SHORT EXERCISE:
Output the entries word for word. Omit images.

---------- INPUT MATERIAL ----------

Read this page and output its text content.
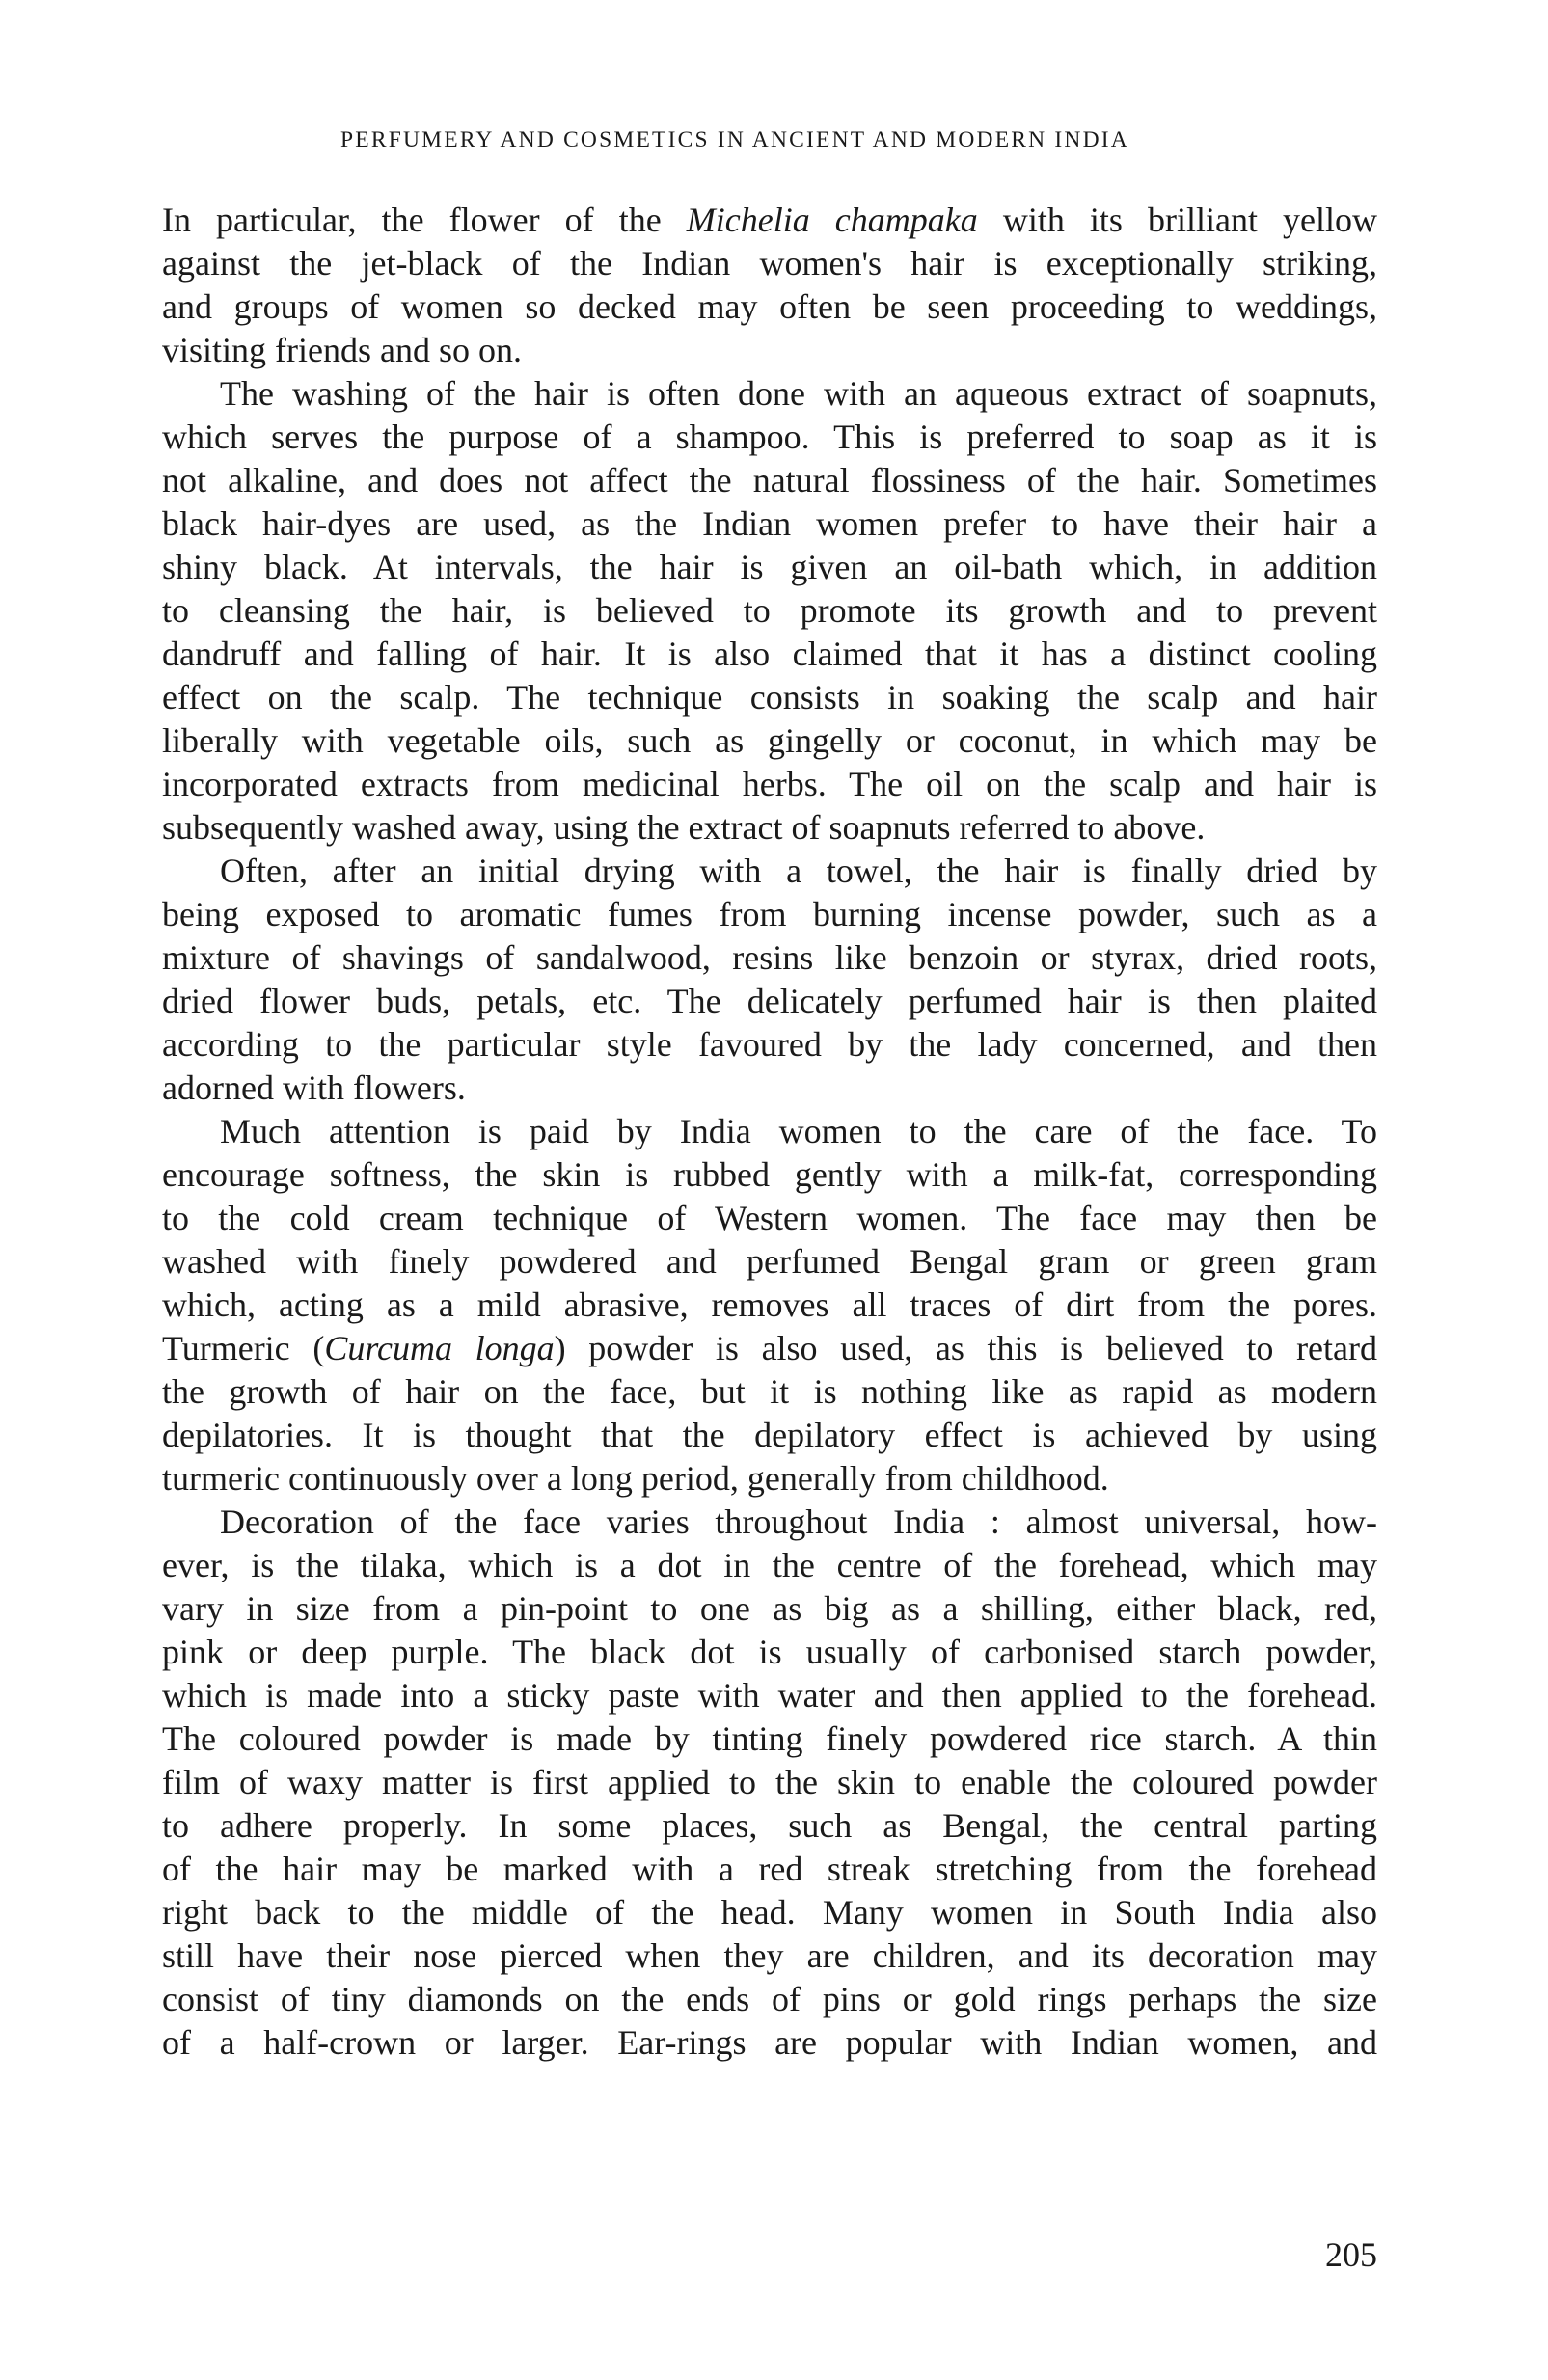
PERFUMERY AND COSMETICS IN ANCIENT AND MODERN INDIA
In particular, the flower of the Michelia champaka with its brilliant yellow
against the jet-black of the Indian women's hair is exceptionally striking,
and groups of women so decked may often be seen proceeding to weddings,
visiting friends and so on.
The washing of the hair is often done with an aqueous extract of soapnuts,
which serves the purpose of a shampoo. This is preferred to soap as it is
not alkaline, and does not affect the natural flossiness of the hair. Sometimes
black hair-dyes are used, as the Indian women prefer to have their hair a
shiny black. At intervals, the hair is given an oil-bath which, in addition
to cleansing the hair, is believed to promote its growth and to prevent
dandruff and falling of hair. It is also claimed that it has a distinct cooling
effect on the scalp. The technique consists in soaking the scalp and hair
liberally with vegetable oils, such as gingelly or coconut, in which may be
incorporated extracts from medicinal herbs. The oil on the scalp and hair is
subsequently washed away, using the extract of soapnuts referred to above.
Often, after an initial drying with a towel, the hair is finally dried by
being exposed to aromatic fumes from burning incense powder, such as a
mixture of shavings of sandalwood, resins like benzoin or styrax, dried roots,
dried flower buds, petals, etc. The delicately perfumed hair is then plaited
according to the particular style favoured by the lady concerned, and then
adorned with flowers.
Much attention is paid by India women to the care of the face. To
encourage softness, the skin is rubbed gently with a milk-fat, corresponding
to the cold cream technique of Western women. The face may then be
washed with finely powdered and perfumed Bengal gram or green gram
which, acting as a mild abrasive, removes all traces of dirt from the pores.
Turmeric (Curcuma longa) powder is also used, as this is believed to retard
the growth of hair on the face, but it is nothing like as rapid as modern
depilatories. It is thought that the depilatory effect is achieved by using
turmeric continuously over a long period, generally from childhood.
Decoration of the face varies throughout India : almost universal, how-
ever, is the tilaka, which is a dot in the centre of the forehead, which may
vary in size from a pin-point to one as big as a shilling, either black, red,
pink or deep purple. The black dot is usually of carbonised starch powder,
which is made into a sticky paste with water and then applied to the forehead.
The coloured powder is made by tinting finely powdered rice starch. A thin
film of waxy matter is first applied to the skin to enable the coloured powder
to adhere properly. In some places, such as Bengal, the central parting
of the hair may be marked with a red streak stretching from the forehead
right back to the middle of the head. Many women in South India also
still have their nose pierced when they are children, and its decoration may
consist of tiny diamonds on the ends of pins or gold rings perhaps the size
of a half-crown or larger. Ear-rings are popular with Indian women, and
205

----------

EXERCISE SOLUTION:
Read this page and output its text content.
PERFUMERY AND COSMETICS IN ANCIENT AND MODERN INDIA
In particular, the flower of the Michelia champaka with its brilliant yellow
against the jet-black of the Indian women's hair is exceptionally striking,
and groups of women so decked may often be seen proceeding to weddings,
visiting friends and so on.
The washing of the hair is often done with an aqueous extract of soapnuts,
which serves the purpose of a shampoo. This is preferred to soap as it is
not alkaline, and does not affect the natural flossiness of the hair. Sometimes
black hair-dyes are used, as the Indian women prefer to have their hair a
shiny black. At intervals, the hair is given an oil-bath which, in addition
to cleansing the hair, is believed to promote its growth and to prevent
dandruff and falling of hair. It is also claimed that it has a distinct cooling
effect on the scalp. The technique consists in soaking the scalp and hair
liberally with vegetable oils, such as gingelly or coconut, in which may be
incorporated extracts from medicinal herbs. The oil on the scalp and hair is
subsequently washed away, using the extract of soapnuts referred to above.
Often, after an initial drying with a towel, the hair is finally dried by
being exposed to aromatic fumes from burning incense powder, such as a
mixture of shavings of sandalwood, resins like benzoin or styrax, dried roots,
dried flower buds, petals, etc. The delicately perfumed hair is then plaited
according to the particular style favoured by the lady concerned, and then
adorned with flowers.
Much attention is paid by India women to the care of the face. To
encourage softness, the skin is rubbed gently with a milk-fat, corresponding
to the cold cream technique of Western women. The face may then be
washed with finely powdered and perfumed Bengal gram or green gram
which, acting as a mild abrasive, removes all traces of dirt from the pores.
Turmeric (Curcuma longa) powder is also used, as this is believed to retard
the growth of hair on the face, but it is nothing like as rapid as modern
depilatories. It is thought that the depilatory effect is achieved by using
turmeric continuously over a long period, generally from childhood.
Decoration of the face varies throughout India : almost universal, how-
ever, is the tilaka, which is a dot in the centre of the forehead, which may
vary in size from a pin-point to one as big as a shilling, either black, red,
pink or deep purple. The black dot is usually of carbonised starch powder,
which is made into a sticky paste with water and then applied to the forehead.
The coloured powder is made by tinting finely powdered rice starch. A thin
film of waxy matter is first applied to the skin to enable the coloured powder
to adhere properly. In some places, such as Bengal, the central parting
of the hair may be marked with a red streak stretching from the forehead
right back to the middle of the head. Many women in South India also
still have their nose pierced when they are children, and its decoration may
consist of tiny diamonds on the ends of pins or gold rings perhaps the size
of a half-crown or larger. Ear-rings are popular with Indian women, and
205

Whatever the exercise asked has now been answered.